━━ EXCERPT PROVIDED ━━

Do your kids know what to do in the event of a fire in your home? Ask them…call 911? Sure, but what if they can’t get to a phone? What if they can’t get to you? What if their bedroom door is blocked? Can they open their window? Who is grabbing the pets? Did those questions freak you out just a little?
This is why making a fire & safety training at home is so important. When discussing your escape plan, your children should know two ways out of each room/area of your home and a meeting spot. They should know to test the doorknob to make sure their hands don’t get burnt and if their room is upstairs they should also know how to use a fire ladder to escape from the window. You can get rope ladders for each bedroom to help make this possible.
Click the pic to shop these items for your home.
Literally press the smoke alarm, yell FIRE and have everyone run the drill.
This step is the most important because having a plan means nothing if your family doesn’t know how to execute it! Much like the fire drills we do at school/work, you all should have a designated meeting point that is a safe distance from your home. (mailbox, neighbors home, etc.) That way everyone knows how to exit the home and where to meet for accountability purposes. Also make sure that the kids know how to stop, drop and roll. This is a good time to practice using the fire extinguisher too.
It might sound a bit dramatic but nothing should be too over the top when it comes to keeping your family safe. Make it a point to add a family fire safety & training day to your schedule in the next week or so. Whether you live with other family, in a home or an apartment it’s important that everyone is on the same page with safety tips for fire and your plan.

━━━
━━ GIVEN INFORMATION ━━

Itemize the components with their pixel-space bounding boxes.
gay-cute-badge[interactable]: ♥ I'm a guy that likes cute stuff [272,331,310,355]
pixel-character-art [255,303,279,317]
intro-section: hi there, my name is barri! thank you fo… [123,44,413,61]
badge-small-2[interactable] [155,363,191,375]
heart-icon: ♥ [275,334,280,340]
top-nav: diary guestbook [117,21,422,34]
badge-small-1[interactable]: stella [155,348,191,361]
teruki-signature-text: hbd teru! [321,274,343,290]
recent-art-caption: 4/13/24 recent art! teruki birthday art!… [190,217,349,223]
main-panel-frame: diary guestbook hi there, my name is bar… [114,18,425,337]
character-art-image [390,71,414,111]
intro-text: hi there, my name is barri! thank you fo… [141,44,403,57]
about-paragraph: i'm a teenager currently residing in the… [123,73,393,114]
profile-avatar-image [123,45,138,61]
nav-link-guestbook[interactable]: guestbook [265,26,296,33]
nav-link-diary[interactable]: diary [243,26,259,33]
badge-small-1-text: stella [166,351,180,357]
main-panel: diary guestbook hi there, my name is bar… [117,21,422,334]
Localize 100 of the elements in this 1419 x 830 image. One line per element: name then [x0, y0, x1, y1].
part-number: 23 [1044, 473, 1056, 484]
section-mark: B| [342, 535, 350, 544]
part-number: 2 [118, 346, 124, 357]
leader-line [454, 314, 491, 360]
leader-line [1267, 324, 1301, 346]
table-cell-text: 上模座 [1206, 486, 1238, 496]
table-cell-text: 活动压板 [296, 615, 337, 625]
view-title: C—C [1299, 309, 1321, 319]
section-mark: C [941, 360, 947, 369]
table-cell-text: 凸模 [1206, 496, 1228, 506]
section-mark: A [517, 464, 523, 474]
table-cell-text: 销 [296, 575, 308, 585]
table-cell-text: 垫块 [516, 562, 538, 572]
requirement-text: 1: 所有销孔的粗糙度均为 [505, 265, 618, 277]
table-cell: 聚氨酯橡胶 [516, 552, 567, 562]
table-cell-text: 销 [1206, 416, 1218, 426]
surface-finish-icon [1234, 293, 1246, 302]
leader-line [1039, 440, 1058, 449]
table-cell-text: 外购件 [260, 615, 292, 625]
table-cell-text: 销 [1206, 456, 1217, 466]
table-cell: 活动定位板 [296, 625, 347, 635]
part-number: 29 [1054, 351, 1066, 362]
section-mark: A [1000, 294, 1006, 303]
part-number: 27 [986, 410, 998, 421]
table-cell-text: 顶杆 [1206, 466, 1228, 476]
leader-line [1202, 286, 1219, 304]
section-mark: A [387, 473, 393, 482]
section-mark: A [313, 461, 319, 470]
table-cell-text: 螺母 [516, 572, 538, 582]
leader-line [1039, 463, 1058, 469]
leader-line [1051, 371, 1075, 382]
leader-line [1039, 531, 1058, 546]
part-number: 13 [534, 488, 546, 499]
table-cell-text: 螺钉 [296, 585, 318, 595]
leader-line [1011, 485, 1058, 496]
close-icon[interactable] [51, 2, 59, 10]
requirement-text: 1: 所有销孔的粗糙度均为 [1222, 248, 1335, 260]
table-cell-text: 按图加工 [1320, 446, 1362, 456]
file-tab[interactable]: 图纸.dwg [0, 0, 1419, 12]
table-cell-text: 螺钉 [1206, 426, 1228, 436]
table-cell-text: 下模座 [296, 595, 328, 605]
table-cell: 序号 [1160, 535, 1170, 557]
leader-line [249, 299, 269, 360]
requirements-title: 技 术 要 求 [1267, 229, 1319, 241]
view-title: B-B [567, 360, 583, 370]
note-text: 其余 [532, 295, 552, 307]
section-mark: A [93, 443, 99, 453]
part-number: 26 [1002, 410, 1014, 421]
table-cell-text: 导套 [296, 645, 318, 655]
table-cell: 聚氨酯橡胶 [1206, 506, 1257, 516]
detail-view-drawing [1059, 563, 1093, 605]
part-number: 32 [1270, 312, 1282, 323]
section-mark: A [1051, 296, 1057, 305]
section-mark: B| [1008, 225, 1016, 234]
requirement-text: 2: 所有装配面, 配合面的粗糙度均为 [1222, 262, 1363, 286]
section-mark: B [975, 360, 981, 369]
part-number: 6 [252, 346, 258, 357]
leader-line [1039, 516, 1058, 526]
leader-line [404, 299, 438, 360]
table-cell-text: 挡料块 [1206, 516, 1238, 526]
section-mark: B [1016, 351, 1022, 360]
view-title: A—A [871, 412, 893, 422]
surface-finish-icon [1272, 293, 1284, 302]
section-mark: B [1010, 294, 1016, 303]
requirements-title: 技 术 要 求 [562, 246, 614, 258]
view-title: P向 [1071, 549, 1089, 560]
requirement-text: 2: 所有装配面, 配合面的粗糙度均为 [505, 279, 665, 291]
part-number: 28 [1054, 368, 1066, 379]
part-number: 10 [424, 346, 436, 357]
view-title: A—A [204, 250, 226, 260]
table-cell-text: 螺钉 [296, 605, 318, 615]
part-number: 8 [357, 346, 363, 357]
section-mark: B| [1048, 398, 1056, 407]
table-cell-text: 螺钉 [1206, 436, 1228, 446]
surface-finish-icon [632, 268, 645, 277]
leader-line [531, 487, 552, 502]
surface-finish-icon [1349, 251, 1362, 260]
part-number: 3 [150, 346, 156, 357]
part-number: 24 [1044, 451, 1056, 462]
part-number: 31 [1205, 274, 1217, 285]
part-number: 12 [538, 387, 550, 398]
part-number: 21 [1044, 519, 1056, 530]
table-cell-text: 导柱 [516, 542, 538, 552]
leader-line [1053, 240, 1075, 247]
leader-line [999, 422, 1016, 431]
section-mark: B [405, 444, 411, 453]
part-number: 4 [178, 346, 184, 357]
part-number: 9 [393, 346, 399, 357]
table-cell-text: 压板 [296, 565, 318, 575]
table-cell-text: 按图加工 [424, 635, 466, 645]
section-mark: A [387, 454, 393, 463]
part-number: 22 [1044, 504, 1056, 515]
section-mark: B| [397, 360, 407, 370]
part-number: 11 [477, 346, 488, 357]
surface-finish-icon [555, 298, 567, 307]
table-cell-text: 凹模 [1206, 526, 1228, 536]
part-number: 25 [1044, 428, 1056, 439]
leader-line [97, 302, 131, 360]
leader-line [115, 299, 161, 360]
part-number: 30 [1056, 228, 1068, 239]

━━━

** EXPLORE THE MATERIAL **
[1] Answer these from the home fire safety text:
(a) How many ways out of each room should children know?
(b) What does the text say to press to start the drill?
(c) What three-part action should the kids know how to do?
[2] Reproduce the home fire safety text from "Do your kids" up to and including "for your home.".
[3] For each statement, say yes or no to whether it agrees with the home fire safety text, and quote the words that decide it.
(a) The text suggests getting rope ladders for each bedroom.
(b) The text says the family meeting point should be right next to the home.
(c) The text recommends adding a family fire safety and training day to the schedule in the next week or so.

** RESULTS **
[1]
(a) Two
(b) The smoke alarm
(c) Stop, drop and roll

[2]
Do your kids know what to do in the event of a fire in your home? Ask them…call 911? Sure, but what if they can’t get to a phone? What if they can’t get to you? What if their bedroom door is blocked? Can they open their window? Who is grabbing the pets? Did those questions freak you out just a little?
This is why making a fire & safety training at home is so important. When discussing your escape plan, your children should know two ways out of each room/area of your home and a meeting spot. They should know to test the doorknob to make sure their hands don’t get burnt and if their room is upstairs they should also know how to use a fire ladder to escape from the window. You can get rope ladders for each bedroom to help make this possible.
Click the pic to shop these items for your home.

[3]
(a) Yes: "You can get rope ladders for each bedroom to help make this possible."
(b) No: "a designated meeting point that is a safe distance from your home"
(c) Yes: "Make it a point to add a family fire safety & training day to your schedule in the next week or so."